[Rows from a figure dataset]
**********

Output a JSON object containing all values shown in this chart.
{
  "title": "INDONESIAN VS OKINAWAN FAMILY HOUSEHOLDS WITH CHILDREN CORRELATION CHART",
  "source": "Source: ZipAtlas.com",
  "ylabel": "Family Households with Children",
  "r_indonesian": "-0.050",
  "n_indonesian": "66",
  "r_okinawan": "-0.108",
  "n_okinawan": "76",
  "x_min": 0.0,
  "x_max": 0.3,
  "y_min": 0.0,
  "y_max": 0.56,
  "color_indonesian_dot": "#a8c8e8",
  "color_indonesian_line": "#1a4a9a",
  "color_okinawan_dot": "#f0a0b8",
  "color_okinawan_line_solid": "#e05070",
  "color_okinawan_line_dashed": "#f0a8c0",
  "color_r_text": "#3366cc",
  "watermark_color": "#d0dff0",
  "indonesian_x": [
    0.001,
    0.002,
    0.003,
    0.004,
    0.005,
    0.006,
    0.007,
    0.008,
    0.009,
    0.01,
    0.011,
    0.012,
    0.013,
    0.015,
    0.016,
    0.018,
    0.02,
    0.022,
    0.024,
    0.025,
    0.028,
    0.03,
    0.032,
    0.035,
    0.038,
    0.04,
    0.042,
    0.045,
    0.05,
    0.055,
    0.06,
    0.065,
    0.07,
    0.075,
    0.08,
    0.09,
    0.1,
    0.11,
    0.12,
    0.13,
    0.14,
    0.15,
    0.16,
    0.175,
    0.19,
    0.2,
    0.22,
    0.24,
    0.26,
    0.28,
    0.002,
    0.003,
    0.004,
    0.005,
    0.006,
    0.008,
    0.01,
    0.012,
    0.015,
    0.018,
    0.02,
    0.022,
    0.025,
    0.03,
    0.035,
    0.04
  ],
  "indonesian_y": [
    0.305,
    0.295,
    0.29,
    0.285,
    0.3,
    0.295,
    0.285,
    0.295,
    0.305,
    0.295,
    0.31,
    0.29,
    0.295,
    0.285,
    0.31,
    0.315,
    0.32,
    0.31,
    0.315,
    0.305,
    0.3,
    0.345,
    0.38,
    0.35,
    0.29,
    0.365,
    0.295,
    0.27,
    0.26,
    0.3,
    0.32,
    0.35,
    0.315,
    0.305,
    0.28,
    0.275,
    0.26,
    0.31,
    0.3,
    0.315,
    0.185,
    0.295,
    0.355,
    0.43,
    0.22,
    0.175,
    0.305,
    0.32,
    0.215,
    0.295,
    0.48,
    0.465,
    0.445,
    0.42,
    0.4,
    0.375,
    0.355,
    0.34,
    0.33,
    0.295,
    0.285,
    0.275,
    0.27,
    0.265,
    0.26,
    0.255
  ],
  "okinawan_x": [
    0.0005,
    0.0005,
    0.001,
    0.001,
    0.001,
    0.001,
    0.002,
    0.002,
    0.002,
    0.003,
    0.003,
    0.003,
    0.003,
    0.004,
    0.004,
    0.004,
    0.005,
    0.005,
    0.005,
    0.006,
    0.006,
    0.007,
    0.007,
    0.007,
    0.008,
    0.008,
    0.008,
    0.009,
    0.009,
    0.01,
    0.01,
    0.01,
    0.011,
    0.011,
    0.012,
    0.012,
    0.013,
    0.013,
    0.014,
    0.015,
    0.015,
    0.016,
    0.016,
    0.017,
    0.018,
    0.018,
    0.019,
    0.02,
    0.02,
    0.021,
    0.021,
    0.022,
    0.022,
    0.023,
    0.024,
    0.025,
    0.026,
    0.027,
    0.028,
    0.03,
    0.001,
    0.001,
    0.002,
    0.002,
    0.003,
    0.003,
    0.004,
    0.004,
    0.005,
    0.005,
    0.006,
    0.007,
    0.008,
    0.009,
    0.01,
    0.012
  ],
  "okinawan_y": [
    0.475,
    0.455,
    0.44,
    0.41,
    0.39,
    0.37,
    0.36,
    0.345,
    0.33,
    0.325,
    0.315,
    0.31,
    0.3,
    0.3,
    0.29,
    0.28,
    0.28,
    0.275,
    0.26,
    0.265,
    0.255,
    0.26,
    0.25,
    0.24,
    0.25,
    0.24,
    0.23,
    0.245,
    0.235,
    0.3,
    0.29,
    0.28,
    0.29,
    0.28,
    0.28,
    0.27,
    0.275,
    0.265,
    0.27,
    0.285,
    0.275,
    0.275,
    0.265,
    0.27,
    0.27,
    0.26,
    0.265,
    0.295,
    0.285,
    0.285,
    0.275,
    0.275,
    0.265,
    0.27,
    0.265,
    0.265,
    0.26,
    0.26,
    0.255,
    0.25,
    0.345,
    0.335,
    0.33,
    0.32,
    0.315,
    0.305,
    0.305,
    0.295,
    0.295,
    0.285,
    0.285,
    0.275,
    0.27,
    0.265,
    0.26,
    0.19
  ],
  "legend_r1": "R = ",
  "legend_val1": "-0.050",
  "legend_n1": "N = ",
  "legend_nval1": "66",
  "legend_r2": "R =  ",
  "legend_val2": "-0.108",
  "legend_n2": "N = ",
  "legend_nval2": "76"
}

**********

▶ Exercise instructions: Transcribe the whole listing with nothing added or left out.

▶ Task solution:
Output a JSON object containing all values shown in this chart.
{
  "title": "INDONESIAN VS OKINAWAN FAMILY HOUSEHOLDS WITH CHILDREN CORRELATION CHART",
  "source": "Source: ZipAtlas.com",
  "ylabel": "Family Households with Children",
  "r_indonesian": "-0.050",
  "n_indonesian": "66",
  "r_okinawan": "-0.108",
  "n_okinawan": "76",
  "x_min": 0.0,
  "x_max": 0.3,
  "y_min": 0.0,
  "y_max": 0.56,
  "color_indonesian_dot": "#a8c8e8",
  "color_indonesian_line": "#1a4a9a",
  "color_okinawan_dot": "#f0a0b8",
  "color_okinawan_line_solid": "#e05070",
  "color_okinawan_line_dashed": "#f0a8c0",
  "color_r_text": "#3366cc",
  "watermark_color": "#d0dff0",
  "indonesian_x": [
    0.001,
    0.002,
    0.003,
    0.004,
    0.005,
    0.006,
    0.007,
    0.008,
    0.009,
    0.01,
    0.011,
    0.012,
    0.013,
    0.015,
    0.016,
    0.018,
    0.02,
    0.022,
    0.024,
    0.025,
    0.028,
    0.03,
    0.032,
    0.035,
    0.038,
    0.04,
    0.042,
    0.045,
    0.05,
    0.055,
    0.06,
    0.065,
    0.07,
    0.075,
    0.08,
    0.09,
    0.1,
    0.11,
    0.12,
    0.13,
    0.14,
    0.15,
    0.16,
    0.175,
    0.19,
    0.2,
    0.22,
    0.24,
    0.26,
    0.28,
    0.002,
    0.003,
    0.004,
    0.005,
    0.006,
    0.008,
    0.01,
    0.012,
    0.015,
    0.018,
    0.02,
    0.022,
    0.025,
    0.03,
    0.035,
    0.04
  ],
  "indonesian_y": [
    0.305,
    0.295,
    0.29,
    0.285,
    0.3,
    0.295,
    0.285,
    0.295,
    0.305,
    0.295,
    0.31,
    0.29,
    0.295,
    0.285,
    0.31,
    0.315,
    0.32,
    0.31,
    0.315,
    0.305,
    0.3,
    0.345,
    0.38,
    0.35,
    0.29,
    0.365,
    0.295,
    0.27,
    0.26,
    0.3,
    0.32,
    0.35,
    0.315,
    0.305,
    0.28,
    0.275,
    0.26,
    0.31,
    0.3,
    0.315,
    0.185,
    0.295,
    0.355,
    0.43,
    0.22,
    0.175,
    0.305,
    0.32,
    0.215,
    0.295,
    0.48,
    0.465,
    0.445,
    0.42,
    0.4,
    0.375,
    0.355,
    0.34,
    0.33,
    0.295,
    0.285,
    0.275,
    0.27,
    0.265,
    0.26,
    0.255
  ],
  "okinawan_x": [
    0.0005,
    0.0005,
    0.001,
    0.001,
    0.001,
    0.001,
    0.002,
    0.002,
    0.002,
    0.003,
    0.003,
    0.003,
    0.003,
    0.004,
    0.004,
    0.004,
    0.005,
    0.005,
    0.005,
    0.006,
    0.006,
    0.007,
    0.007,
    0.007,
    0.008,
    0.008,
    0.008,
    0.009,
    0.009,
    0.01,
    0.01,
    0.01,
    0.011,
    0.011,
    0.012,
    0.012,
    0.013,
    0.013,
    0.014,
    0.015,
    0.015,
    0.016,
    0.016,
    0.017,
    0.018,
    0.018,
    0.019,
    0.02,
    0.02,
    0.021,
    0.021,
    0.022,
    0.022,
    0.023,
    0.024,
    0.025,
    0.026,
    0.027,
    0.028,
    0.03,
    0.001,
    0.001,
    0.002,
    0.002,
    0.003,
    0.003,
    0.004,
    0.004,
    0.005,
    0.005,
    0.006,
    0.007,
    0.008,
    0.009,
    0.01,
    0.012
  ],
  "okinawan_y": [
    0.475,
    0.455,
    0.44,
    0.41,
    0.39,
    0.37,
    0.36,
    0.345,
    0.33,
    0.325,
    0.315,
    0.31,
    0.3,
    0.3,
    0.29,
    0.28,
    0.28,
    0.275,
    0.26,
    0.265,
    0.255,
    0.26,
    0.25,
    0.24,
    0.25,
    0.24,
    0.23,
    0.245,
    0.235,
    0.3,
    0.29,
    0.28,
    0.29,
    0.28,
    0.28,
    0.27,
    0.275,
    0.265,
    0.27,
    0.285,
    0.275,
    0.275,
    0.265,
    0.27,
    0.27,
    0.26,
    0.265,
    0.295,
    0.285,
    0.285,
    0.275,
    0.275,
    0.265,
    0.27,
    0.265,
    0.265,
    0.26,
    0.26,
    0.255,
    0.25,
    0.345,
    0.335,
    0.33,
    0.32,
    0.315,
    0.305,
    0.305,
    0.295,
    0.295,
    0.285,
    0.285,
    0.275,
    0.27,
    0.265,
    0.26,
    0.19
  ],
  "legend_r1": "R = ",
  "legend_val1": "-0.050",
  "legend_n1": "N = ",
  "legend_nval1": "66",
  "legend_r2": "R =  ",
  "legend_val2": "-0.108",
  "legend_n2": "N = ",
  "legend_nval2": "76"
}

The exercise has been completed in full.